With the constant additions and alterations of artificial intelligence models, the impact of new technology on people and society is as relevant as ever. People are looking for decisive situations pinning human cognition against robotic and artificial and algorithmic processes, sometimes as John Oliver puts it, “to demonstrate the technology that may make you obsolete.”
But another opinion circulating more recently is that there are some thoughts that even the most advanced technology cannot replace, because the human judgment of anthropologists and technologists can tell us that there are ethical problems in frequently used and increasingly implemented AI systems. A more pressing concern than losing jobs to our robotic replacements is the collection of data that skews AI toward biases that reflect society as it is, not as it should be.
Healthcare, hiring processes, and credit scoring are full of examples where data collection processes need regulation as its reach accelerates.
“Even though these systems are created and seem to change really quickly, if we can do a good enough job keeping people safe from harm, we will have a deliberate product that will withstand the process of changing technology,” Friedler said.
This product is drafted in the “Blueprint for an AI Bill of Rights,” which is a regulatory suggestion from a collaborative at the White House. When Dr. Sorelle Friedler visited and spoke last week, Ostrove was full of curious and knowledgeable students of technology. Friedler distinguished that AI should be used as a “pattern-matching tool,” not a decision-maker. The principles of AI as outlined in the proposed Bill of Rights will directly impact their practice, and protective measures will be crucial to keeping healthcare human-oriented, for example.

::::::

## WORK INSTRUCTIONS
1. Please repeat the stretch of the AI ethics article from "But another opinion" through "its reach accelerates.", word for word.
2. Pick up the AI ethics article after its last sentence and keep writing it.

## Document understanding data
::::::

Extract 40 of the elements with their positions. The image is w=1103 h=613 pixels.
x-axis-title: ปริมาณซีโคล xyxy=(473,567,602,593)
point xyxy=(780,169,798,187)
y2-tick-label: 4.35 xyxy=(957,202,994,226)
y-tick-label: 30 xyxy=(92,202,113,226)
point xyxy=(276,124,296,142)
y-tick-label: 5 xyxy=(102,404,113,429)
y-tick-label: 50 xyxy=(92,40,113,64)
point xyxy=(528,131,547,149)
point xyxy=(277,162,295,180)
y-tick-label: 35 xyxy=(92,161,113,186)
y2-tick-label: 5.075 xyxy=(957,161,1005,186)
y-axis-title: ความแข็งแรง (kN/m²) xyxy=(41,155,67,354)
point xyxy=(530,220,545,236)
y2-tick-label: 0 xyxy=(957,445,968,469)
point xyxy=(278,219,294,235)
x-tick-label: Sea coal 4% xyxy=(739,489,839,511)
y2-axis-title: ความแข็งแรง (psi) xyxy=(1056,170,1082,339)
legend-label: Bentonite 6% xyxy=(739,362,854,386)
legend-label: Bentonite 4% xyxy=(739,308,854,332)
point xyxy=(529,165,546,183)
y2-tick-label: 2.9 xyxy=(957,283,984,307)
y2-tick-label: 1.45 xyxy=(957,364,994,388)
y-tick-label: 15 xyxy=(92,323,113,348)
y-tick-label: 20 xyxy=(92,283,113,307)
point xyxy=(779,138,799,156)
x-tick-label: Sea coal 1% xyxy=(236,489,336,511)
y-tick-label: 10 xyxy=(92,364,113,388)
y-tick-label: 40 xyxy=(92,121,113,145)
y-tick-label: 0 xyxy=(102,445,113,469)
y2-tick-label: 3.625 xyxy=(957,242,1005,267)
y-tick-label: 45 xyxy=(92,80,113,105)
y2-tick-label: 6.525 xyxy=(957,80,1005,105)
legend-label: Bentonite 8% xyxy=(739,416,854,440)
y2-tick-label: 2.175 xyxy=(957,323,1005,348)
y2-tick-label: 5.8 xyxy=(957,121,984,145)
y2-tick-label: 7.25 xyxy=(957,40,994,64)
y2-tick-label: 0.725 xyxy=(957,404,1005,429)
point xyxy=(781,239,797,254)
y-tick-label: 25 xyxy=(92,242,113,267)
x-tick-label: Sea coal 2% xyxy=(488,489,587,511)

::::::

## YOUR RESPONSES
1.
But another opinion circulating more recently is that there are some thoughts that even the most advanced technology cannot replace, because the human judgment of anthropologists and technologists can tell us that there are ethical problems in frequently used and increasingly implemented AI systems. A more pressing concern than losing jobs to our robotic replacements is the collection of data that skews AI toward biases that reflect society as it is, not as it should be.
Healthcare, hiring processes, and credit scoring are full of examples where data collection processes need regulation as its reach accelerates.

2.
Health and care come up in Dr. Ruha Benjamin’s talk of inequality in Science, Technology, and Human Values. Her discussion at the College last month involved her work on that book as well as “Assessing risk, automating racism,” associating barriers to fair and effective healthcare with the way technological advances favor the demographic group that has historically been in positions to create these systems. While it is easy to say the system got away from us, all we can do to fix it is reconnect the process with the people.
The concept of a ghost in the machine is real in an overlooked role involved in flagging or reporting inappropriate content, when human judgment is the only way to measure and decide what users of a certain website shouldn’t have to see. It is a collective human job to keep online spaces safe, even though behind the scenes workers do not often get credit. Importantly, it is not just up to people in technology-based jobs to work on the social impact of the constant tech accumulation. Both speakers called for people from diverse disciplines to become involved in or at least aware of the countless data points they provide every day.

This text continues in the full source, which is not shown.